_To do_
Locate the lines where "sacco" occurs and copy them as they stand.

Source data:
——————

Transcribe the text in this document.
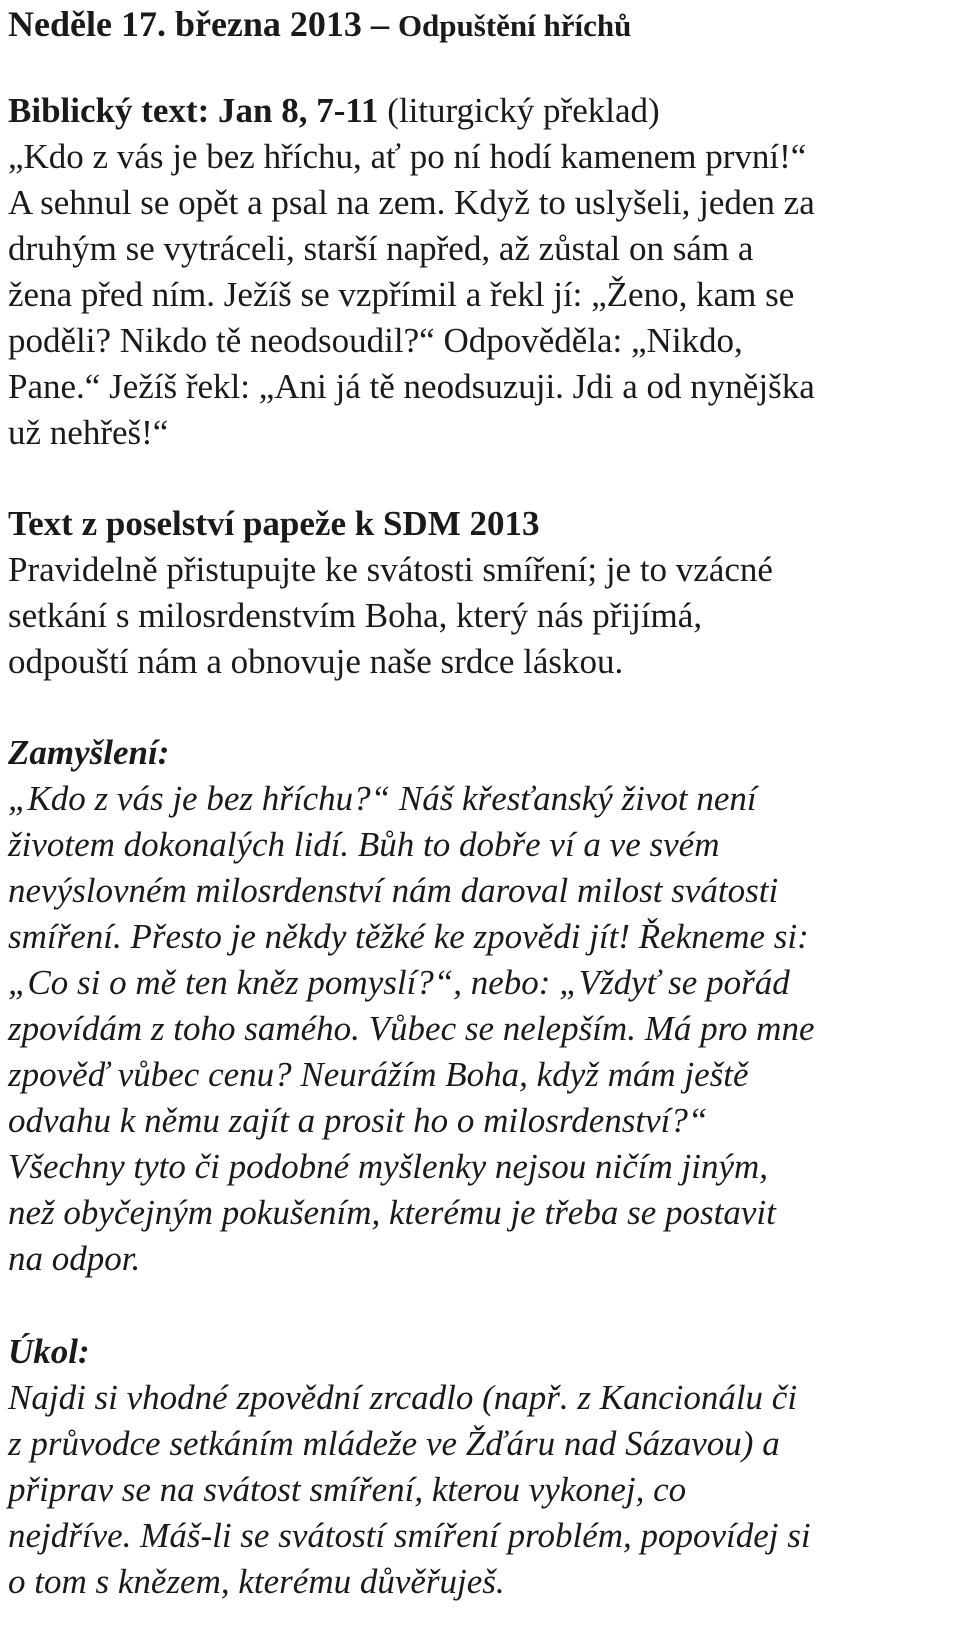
Neděle 17. března 2013 – Odpuštění hříchů

Biblický text: Jan 8, 7-11 (liturgický překlad)

„Kdo z vás je bez hříchu, ať po ní hodí kamenem první!“

A sehnul se opět a psal na zem. Když to uslyšeli, jeden za

druhým se vytráceli, starší napřed, až zůstal on sám a

žena před ním. Ježíš se vzpřímil a řekl jí: „Ženo, kam se

poděli? Nikdo tě neodsoudil?“ Odpověděla: „Nikdo,

Pane.“ Ježíš řekl: „Ani já tě neodsuzuji. Jdi a od nynějška

už nehřeš!“

Text z poselství papeže k SDM 2013

Pravidelně přistupujte ke svátosti smíření; je to vzácné

setkání s milosrdenstvím Boha, který nás přijímá,

odpouští nám a obnovuje naše srdce láskou.

Zamyšlení:

„Kdo z vás je bez hříchu?“ Náš křesťanský život není

životem dokonalých lidí. Bůh to dobře ví a ve svém

nevýslovném milosrdenství nám daroval milost svátosti

smíření. Přesto je někdy těžké ke zpovědi jít! Řekneme si:

„Co si o mě ten kněz pomyslí?“, nebo: „Vždyť se pořád

zpovídám z toho samého. Vůbec se nelepším. Má pro mne

zpověď vůbec cenu? Neurážím Boha, když mám ještě

odvahu k němu zajít a prosit ho o milosrdenství?“

Všechny tyto či podobné myšlenky nejsou ničím jiným,

než obyčejným pokušením, kterému je třeba se postavit

na odpor.

Úkol:

Najdi si vhodné zpovědní zrcadlo (např. z Kancionálu či

z průvodce setkáním mládeže ve Žďáru nad Sázavou) a

připrav se na svátost smíření, kterou vykonej, co

nejdříve. Máš-li se svátostí smíření problém, popovídej si

o tom s knězem, kterému důvěřuješ.
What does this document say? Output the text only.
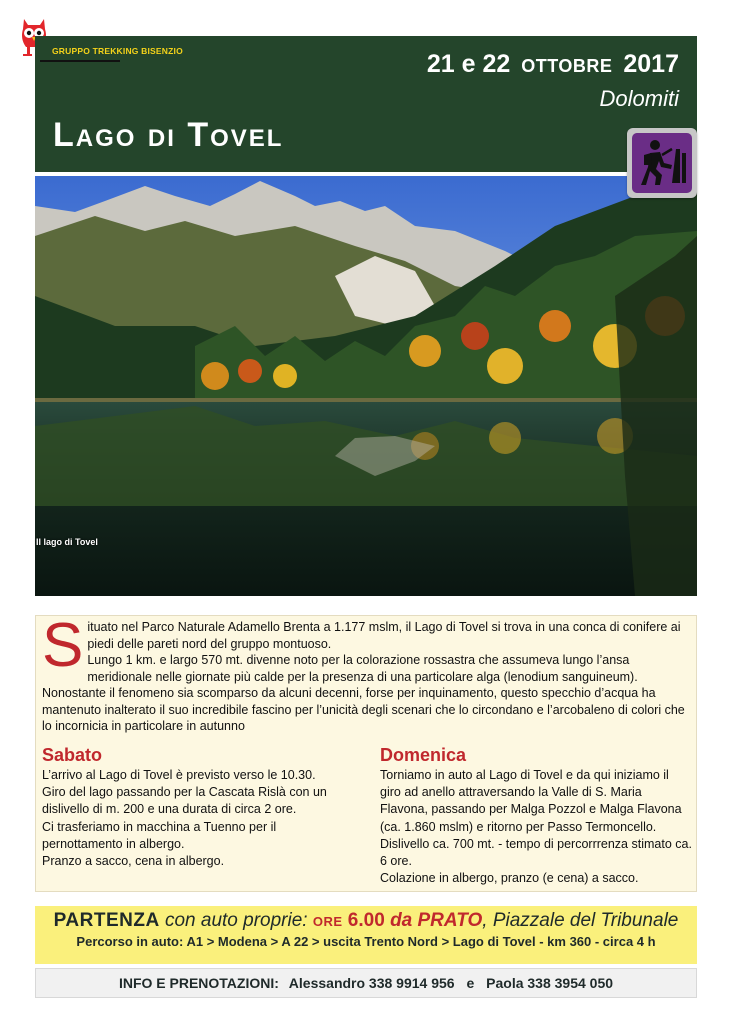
GRUPPO TREKKING BISENZIO	21 e 22 OTTOBRE 2017
Dolomiti
Lago di Tovel
Il lago di Tovel
S ituato nel Parco Naturale Adamello Brenta a 1.177 mslm, il Lago di Tovel si trova in una conca di conifere ai piedi delle pareti nord del gruppo montuoso.

Lungo 1 km. e largo 570 mt. divenne noto per la colorazione rossastra che assumeva lungo l’ansa meridionale nelle giornate più calde per la presenza di una particolare alga (lenodium sanguineum).

Nonostante il fenomeno sia scomparso da alcuni decenni, forse per inquinamento, questo specchio d’acqua ha mantenuto inalterato il suo incredibile fascino per l’unicità degli scenari che lo circondano e l’arcobaleno di colori che lo incornicia in particolare in autunno

Sabato

L’arrivo al Lago di Tovel è previsto verso le 10.30.

Giro del lago passando per la Cascata Rislà con un dislivello di m. 200 e una durata di circa 2 ore.

Ci trasferiamo in macchina a Tuenno per il pernottamento in albergo.

Pranzo a sacco, cena in albergo.

Domenica

Torniamo in auto al Lago di Tovel e da qui iniziamo il giro ad anello attraversando la Valle di S. Maria Flavona, passando per Malga Pozzol e Malga Flavona (ca. 1.860 mslm) e ritorno per Passo Termoncello.

Dislivello ca. 700 mt. - tempo di percorrrenza stimato ca. 6 ore.

Colazione in albergo, pranzo (e cena) a sacco.

PARTENZA con auto proprie: ORE 6.00 da PRATO, Piazzale del Tribunale
Percorso in auto: A1 > Modena > A 22 > uscita Trento Nord > Lago di Tovel - km 360 - circa 4 h
INFO E PRENOTAZIONI: Alessandro 338 9914 956 e Paola 338 3954 050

——————

_Expected answer_
Pranzo a sacco, cena in albergo.
Colazione in albergo, pranzo (e cena) a sacco.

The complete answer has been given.